◆ **PROBLEM DETAILS**: Write out all of the records precisely. Skip anything that is a picture.

━━━━━━━━━━

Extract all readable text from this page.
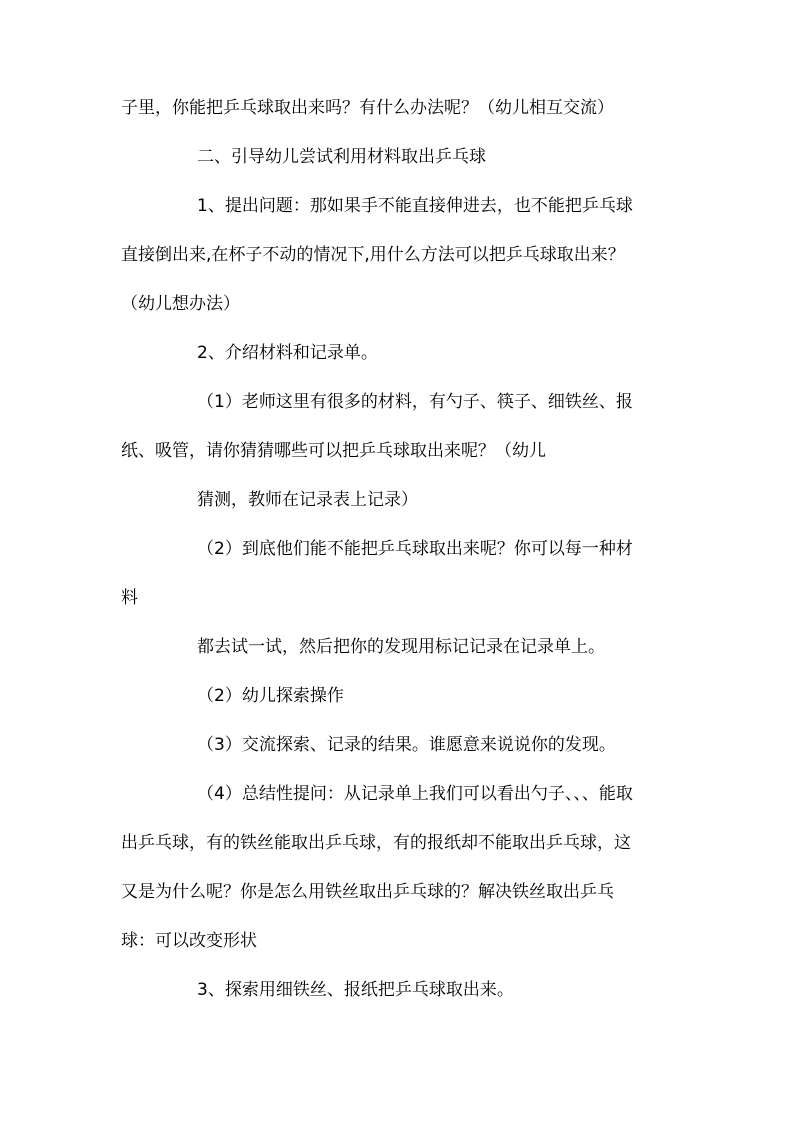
子里，你能把乒乓球取出来吗？有什么办法呢？（幼儿相互交流）
二、引导幼儿尝试利用材料取出乒乓球
1、提出问题：那如果手不能直接伸进去，也不能把乒乓球
直接倒出来,在杯子不动的情况下,用什么方法可以把乒乓球取出来？
（幼儿想办法）
2、介绍材料和记录单。
（1）老师这里有很多的材料，有勺子、筷子、细铁丝、报
纸、吸管，请你猜猜哪些可以把乒乓球取出来呢？（幼儿
猜测，教师在记录表上记录）
（2）到底他们能不能把乒乓球取出来呢？你可以每一种材
料
都去试一试，然后把你的发现用标记记录在记录单上。
（2）幼儿探索操作
（3）交流探索、记录的结果。谁愿意来说说你的发现。
（4）总结性提问：从记录单上我们可以看出勺子、、、能取
出乒乓球，有的铁丝能取出乒乓球，有的报纸却不能取出乒乓球，这
又是为什么呢？你是怎么用铁丝取出乒乓球的？解决铁丝取出乒乓
球：可以改变形状
3、探索用细铁丝、报纸把乒乓球取出来。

━━━━━━━━━━

◆ **CORRECT RESPONSE**:
Extract all readable text from this page.
子里，你能把乒乓球取出来吗？有什么办法呢？（幼儿相互交流）
二、引导幼儿尝试利用材料取出乒乓球
1、提出问题：那如果手不能直接伸进去，也不能把乒乓球
直接倒出来,在杯子不动的情况下,用什么方法可以把乒乓球取出来？
（幼儿想办法）
2、介绍材料和记录单。
（1）老师这里有很多的材料，有勺子、筷子、细铁丝、报
纸、吸管，请你猜猜哪些可以把乒乓球取出来呢？（幼儿
猜测，教师在记录表上记录）
（2）到底他们能不能把乒乓球取出来呢？你可以每一种材
料
都去试一试，然后把你的发现用标记记录在记录单上。
（2）幼儿探索操作
（3）交流探索、记录的结果。谁愿意来说说你的发现。
（4）总结性提问：从记录单上我们可以看出勺子、、、能取
出乒乓球，有的铁丝能取出乒乓球，有的报纸却不能取出乒乓球，这
又是为什么呢？你是怎么用铁丝取出乒乓球的？解决铁丝取出乒乓
球：可以改变形状
3、探索用细铁丝、报纸把乒乓球取出来。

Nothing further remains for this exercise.